Task description:
Gather up all lines that carry the word "JSON".

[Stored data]
=======

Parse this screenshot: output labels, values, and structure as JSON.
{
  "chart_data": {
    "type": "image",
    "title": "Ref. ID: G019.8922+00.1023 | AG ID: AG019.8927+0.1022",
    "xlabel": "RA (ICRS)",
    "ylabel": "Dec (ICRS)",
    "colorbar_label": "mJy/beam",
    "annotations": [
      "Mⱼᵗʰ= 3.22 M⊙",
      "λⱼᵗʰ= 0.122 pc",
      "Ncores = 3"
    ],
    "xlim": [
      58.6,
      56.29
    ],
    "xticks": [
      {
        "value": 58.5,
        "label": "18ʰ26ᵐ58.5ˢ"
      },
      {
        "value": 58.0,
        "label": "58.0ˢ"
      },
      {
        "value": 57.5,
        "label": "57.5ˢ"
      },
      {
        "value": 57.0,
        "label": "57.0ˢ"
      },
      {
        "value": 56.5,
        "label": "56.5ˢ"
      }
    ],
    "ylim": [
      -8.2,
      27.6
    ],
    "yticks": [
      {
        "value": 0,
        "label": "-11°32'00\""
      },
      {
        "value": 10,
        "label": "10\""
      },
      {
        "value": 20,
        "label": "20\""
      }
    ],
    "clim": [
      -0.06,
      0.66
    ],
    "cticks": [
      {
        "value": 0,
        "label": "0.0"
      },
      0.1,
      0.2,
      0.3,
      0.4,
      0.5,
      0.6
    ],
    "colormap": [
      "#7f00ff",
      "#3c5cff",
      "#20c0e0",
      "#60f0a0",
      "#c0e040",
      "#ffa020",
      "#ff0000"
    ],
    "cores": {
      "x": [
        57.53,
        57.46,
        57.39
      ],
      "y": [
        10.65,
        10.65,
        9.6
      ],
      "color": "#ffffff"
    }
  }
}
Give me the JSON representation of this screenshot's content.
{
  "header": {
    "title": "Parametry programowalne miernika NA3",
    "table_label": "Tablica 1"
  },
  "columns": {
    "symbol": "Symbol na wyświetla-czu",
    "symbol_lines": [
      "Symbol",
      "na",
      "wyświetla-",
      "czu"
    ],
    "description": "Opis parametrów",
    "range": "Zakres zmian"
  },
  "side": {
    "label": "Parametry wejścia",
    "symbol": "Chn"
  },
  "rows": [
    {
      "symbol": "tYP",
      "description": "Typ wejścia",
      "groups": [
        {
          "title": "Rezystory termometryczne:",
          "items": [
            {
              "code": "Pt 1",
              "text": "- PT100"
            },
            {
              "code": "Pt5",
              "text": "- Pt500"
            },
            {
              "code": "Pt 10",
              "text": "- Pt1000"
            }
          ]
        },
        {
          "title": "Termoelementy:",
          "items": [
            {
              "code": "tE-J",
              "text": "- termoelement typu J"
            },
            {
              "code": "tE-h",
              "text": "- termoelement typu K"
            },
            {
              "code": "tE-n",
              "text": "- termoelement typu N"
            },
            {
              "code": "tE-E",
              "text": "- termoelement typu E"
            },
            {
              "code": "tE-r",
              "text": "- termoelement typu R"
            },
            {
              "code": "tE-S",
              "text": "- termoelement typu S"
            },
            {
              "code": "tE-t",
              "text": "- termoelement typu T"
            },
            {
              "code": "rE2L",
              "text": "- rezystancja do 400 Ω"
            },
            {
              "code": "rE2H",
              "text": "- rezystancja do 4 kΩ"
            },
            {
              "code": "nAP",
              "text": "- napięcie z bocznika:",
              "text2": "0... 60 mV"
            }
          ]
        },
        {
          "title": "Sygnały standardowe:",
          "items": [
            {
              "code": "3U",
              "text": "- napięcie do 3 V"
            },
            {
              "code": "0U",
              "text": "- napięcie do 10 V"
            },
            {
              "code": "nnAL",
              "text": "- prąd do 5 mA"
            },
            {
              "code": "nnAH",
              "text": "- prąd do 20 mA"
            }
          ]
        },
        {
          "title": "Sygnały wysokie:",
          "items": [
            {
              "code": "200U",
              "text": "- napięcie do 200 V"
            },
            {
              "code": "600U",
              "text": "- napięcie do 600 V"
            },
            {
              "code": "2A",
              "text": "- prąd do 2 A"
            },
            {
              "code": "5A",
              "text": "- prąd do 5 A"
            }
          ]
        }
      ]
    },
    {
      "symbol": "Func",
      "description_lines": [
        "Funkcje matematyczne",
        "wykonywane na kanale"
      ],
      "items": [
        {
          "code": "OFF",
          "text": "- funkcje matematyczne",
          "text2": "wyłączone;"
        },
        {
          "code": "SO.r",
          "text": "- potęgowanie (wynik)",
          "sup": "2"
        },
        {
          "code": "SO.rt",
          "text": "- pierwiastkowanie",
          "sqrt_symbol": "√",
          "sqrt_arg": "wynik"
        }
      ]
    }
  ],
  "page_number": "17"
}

=======

Task output:
Parse this screenshot: output labels, values, and structure as JSON.
Give me the JSON representation of this screenshot's content.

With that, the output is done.